EXERCISE TASKS -
a) In the transport stream article, how large is the header of each TS packet?
b) Pick up the transport stream article after its final sentence and keep writing it.

═════ EXTRACT TO READ

BLOG: How to work with transport stream and HEVC as mezzanine file format?

15 June 2021



Defined in the 90s with the emergence of digital video broadcasting, the transport stream format has proven itself and is still widely used, both in contribution and in broadcasting. Its specifications have evolved over time, and the transport stream format can now carry a large number of video and audio codecs, as well as countless metadata. We will study in this article how this historical format can in fact be used as a mezzanine (or pivot) format in a broadcast processing chain, and how to take advantage of the spread of more efficient codecs such as HEVC, AV1 or VVC.


What is transport stream?

Let’s start by recalling the specifics of transport stream (TS), which as its name suggests is not a file format but a stream format. TS is a synchronous stream of 188 Bytes TS packets (or 204 Bytes), each TS packet containing a 4 bytes header, an optional adaptation field, and a payload. A TS is a multiplex of multiple elementary streams, each elementary stream being a sequence of TS packets with the same PID (Packet Identifier) value in its header.TS1

Each elementary data stream (video, audio, metadata, etc.) represents an ES (Elementary Stream). These elementary streams are then packetized to form the PES (Packetized Elementary Stream) layer and thus each PES is attached to an identifier called its PID.TS2

In order to then be able to correctly demultiplex the different data and select the desired services, a Program-specific information (PSI) metadata is generated for each channel.

══════════
═════ EXTRACTED RECORDS

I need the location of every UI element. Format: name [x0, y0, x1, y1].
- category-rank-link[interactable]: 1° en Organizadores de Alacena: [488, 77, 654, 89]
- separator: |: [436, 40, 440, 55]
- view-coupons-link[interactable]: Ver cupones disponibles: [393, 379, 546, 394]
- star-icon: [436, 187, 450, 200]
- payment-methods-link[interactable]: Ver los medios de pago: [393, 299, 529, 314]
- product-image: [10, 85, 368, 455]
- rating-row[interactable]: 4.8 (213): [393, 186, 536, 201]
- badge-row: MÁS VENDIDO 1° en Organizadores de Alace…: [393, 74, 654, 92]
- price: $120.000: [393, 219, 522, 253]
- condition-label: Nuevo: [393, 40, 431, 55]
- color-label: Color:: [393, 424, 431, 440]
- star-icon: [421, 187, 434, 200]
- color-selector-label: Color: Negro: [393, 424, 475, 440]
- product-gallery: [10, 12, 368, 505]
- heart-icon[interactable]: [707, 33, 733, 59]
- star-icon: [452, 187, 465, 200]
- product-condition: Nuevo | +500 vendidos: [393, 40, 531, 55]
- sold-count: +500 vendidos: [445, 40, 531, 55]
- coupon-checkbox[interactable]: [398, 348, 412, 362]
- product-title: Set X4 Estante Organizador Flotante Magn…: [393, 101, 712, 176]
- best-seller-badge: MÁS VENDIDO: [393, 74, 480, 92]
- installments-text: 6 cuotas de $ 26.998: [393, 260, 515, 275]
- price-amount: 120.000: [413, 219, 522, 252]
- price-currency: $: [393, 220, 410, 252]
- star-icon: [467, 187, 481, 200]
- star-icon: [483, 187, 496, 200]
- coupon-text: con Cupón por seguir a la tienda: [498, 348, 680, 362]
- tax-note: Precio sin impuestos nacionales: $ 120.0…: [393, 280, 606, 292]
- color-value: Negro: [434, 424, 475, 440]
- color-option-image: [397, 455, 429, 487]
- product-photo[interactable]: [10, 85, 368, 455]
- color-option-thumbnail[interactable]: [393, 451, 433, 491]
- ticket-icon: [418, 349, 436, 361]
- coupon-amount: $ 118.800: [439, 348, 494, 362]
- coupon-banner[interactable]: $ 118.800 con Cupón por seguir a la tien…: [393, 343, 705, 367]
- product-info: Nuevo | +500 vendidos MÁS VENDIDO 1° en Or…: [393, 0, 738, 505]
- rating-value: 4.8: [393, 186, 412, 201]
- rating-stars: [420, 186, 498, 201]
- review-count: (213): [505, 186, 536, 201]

══════════

TASK RESPONSES -
a) 4 bytes.

b)
The PSI data as defined by ISO/IEC 13818-1 (MPEG-2 Part 1: Systems) includes four tables:

  • PAT (Program Association Table)
  • PMT (Program Mapping Table)
  • CAT (Conditional Access Table – Optional)
  • NIT (Network Information Table – Optional)

Depending on the areas and applications, extensions of the TS specifications have been defined: DVB in Europe, ATSC in the USA, ISDB-T in Japan and LATAM for example.

Depending on the broadcast media used, other types of tables may be present in the streams, such as the various PSIP (Program and System Information Protocol) information defined within the framework of the ATSC and making it possible to transmit additional information relating to programs (System Time Table (STT), Event Information Table (EIT)…). Some of these tables are also used and defined in other standards such as DVB or ISDB-T. SDT (Service Description Tables) are also widely used in DVB, ATSC and ISDB-T distributions.

Extra information, such as SCTE-35 markers used for add insertion / splicing points, can also be transmitted over transport streams on specific PIDs.

Transport stream also contains synchronization information such as PCR (in order to regenerate the proper clock on receiver side) and PTS/DTS (Presentation and Decoding Time Stamps for audio and video decoding and buffer management).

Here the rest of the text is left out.